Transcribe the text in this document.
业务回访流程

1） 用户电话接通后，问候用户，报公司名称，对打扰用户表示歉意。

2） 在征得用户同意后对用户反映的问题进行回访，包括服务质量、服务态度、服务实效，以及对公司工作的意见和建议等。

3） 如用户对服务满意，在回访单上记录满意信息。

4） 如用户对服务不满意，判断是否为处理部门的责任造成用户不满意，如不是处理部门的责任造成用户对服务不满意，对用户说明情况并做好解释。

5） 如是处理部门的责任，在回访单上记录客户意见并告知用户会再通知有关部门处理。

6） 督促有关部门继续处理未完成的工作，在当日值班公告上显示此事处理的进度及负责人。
◆ ◆ ◆ ◆ ◆ ◆ ◆
__Written request__. Output the records verbatim, from the first line to the last.

__Output for this task__.
Transcribe the text in this document.
业务回访流程

1） 用户电话接通后，问候用户，报公司名称，对打扰用户表示歉意。

2） 在征得用户同意后对用户反映的问题进行回访，包括服务质量、服务态度、服务实效，以及对公司工作的意见和建议等。

3） 如用户对服务满意，在回访单上记录满意信息。

4） 如用户对服务不满意，判断是否为处理部门的责任造成用户不满意，如不是处理部门的责任造成用户对服务不满意，对用户说明情况并做好解释。

5） 如是处理部门的责任，在回访单上记录客户意见并告知用户会再通知有关部门处理。

6） 督促有关部门继续处理未完成的工作，在当日值班公告上显示此事处理的进度及负责人。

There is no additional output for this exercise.